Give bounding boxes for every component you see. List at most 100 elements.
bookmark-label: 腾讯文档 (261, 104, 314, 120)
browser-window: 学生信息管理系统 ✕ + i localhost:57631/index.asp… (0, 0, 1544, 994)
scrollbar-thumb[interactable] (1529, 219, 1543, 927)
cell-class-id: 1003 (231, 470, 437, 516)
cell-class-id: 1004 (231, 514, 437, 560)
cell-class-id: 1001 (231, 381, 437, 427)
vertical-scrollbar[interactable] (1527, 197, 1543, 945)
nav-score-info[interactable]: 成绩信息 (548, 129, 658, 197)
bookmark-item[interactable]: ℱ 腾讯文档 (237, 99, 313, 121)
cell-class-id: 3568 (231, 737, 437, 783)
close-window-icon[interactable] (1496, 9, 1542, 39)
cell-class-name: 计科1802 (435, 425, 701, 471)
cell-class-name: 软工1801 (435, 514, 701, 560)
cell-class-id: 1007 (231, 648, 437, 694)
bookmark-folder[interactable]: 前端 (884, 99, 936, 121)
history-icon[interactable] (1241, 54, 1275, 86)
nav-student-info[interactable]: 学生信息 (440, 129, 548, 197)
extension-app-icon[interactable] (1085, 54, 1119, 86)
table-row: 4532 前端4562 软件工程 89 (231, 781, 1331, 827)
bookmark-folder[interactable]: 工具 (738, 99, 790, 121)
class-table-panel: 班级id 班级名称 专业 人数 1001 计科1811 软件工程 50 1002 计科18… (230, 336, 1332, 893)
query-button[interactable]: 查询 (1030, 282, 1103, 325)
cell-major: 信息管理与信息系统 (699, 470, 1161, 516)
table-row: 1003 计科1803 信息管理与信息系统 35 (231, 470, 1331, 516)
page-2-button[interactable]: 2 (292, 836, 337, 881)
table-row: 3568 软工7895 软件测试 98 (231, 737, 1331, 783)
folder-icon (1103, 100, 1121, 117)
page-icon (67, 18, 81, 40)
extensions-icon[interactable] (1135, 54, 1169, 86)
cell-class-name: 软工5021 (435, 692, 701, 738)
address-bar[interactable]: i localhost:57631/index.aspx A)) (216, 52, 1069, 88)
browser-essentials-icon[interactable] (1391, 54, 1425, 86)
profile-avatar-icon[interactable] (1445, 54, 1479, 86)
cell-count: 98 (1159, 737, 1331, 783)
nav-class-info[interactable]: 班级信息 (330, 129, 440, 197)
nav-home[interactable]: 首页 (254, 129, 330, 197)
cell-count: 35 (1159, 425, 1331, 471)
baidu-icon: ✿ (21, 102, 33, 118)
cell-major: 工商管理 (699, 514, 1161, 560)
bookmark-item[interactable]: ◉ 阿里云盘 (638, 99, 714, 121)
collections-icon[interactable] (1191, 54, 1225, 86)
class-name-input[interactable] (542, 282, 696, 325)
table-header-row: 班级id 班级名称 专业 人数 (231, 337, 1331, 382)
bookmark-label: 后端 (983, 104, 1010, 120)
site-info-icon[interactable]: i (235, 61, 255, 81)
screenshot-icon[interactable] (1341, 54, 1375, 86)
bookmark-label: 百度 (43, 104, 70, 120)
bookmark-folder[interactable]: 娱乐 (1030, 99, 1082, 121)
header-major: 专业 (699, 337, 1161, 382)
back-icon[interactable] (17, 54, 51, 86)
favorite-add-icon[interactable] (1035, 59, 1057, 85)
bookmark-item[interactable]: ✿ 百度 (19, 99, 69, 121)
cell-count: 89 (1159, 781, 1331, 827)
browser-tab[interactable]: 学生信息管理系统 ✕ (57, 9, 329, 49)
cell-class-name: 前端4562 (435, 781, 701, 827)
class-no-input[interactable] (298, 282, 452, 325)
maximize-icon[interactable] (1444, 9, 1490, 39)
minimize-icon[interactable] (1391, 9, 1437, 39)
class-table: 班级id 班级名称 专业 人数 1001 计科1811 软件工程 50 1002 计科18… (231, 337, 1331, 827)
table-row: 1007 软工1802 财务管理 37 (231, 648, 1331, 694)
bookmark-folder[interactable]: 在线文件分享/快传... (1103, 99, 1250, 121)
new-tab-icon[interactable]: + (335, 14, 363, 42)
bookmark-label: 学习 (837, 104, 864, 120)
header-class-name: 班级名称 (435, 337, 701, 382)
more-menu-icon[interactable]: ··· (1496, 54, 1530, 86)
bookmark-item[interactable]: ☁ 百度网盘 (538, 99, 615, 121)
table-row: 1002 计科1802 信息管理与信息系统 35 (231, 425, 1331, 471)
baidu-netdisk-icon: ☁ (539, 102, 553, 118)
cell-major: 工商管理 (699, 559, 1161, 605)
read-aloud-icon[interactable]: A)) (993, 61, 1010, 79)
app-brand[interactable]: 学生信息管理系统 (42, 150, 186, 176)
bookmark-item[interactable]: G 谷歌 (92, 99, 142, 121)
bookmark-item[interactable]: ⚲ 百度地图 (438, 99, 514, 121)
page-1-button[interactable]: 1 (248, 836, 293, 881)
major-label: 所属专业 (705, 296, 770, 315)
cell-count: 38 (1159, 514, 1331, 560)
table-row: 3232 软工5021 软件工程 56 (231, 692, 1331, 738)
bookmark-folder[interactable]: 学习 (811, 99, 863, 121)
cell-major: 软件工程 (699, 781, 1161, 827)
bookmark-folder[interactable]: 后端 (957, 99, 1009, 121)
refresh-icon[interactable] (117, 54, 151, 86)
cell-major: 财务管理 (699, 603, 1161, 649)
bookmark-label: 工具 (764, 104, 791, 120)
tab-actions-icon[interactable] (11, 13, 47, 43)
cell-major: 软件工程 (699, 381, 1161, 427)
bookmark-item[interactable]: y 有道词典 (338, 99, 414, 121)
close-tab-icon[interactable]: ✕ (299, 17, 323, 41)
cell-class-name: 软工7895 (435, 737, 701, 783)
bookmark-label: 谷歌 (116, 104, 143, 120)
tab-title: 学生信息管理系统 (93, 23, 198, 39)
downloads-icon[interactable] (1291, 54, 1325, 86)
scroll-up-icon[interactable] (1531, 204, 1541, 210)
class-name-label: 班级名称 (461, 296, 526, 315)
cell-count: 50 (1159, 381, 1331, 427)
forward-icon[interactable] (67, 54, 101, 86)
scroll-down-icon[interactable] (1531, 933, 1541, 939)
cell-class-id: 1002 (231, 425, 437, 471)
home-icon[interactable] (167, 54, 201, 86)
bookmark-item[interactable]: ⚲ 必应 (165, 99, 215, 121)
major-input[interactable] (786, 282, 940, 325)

» Exercise brief:
Tally the lines in the material above that include the string "工商管理", and give only that number.

» Expected output:
2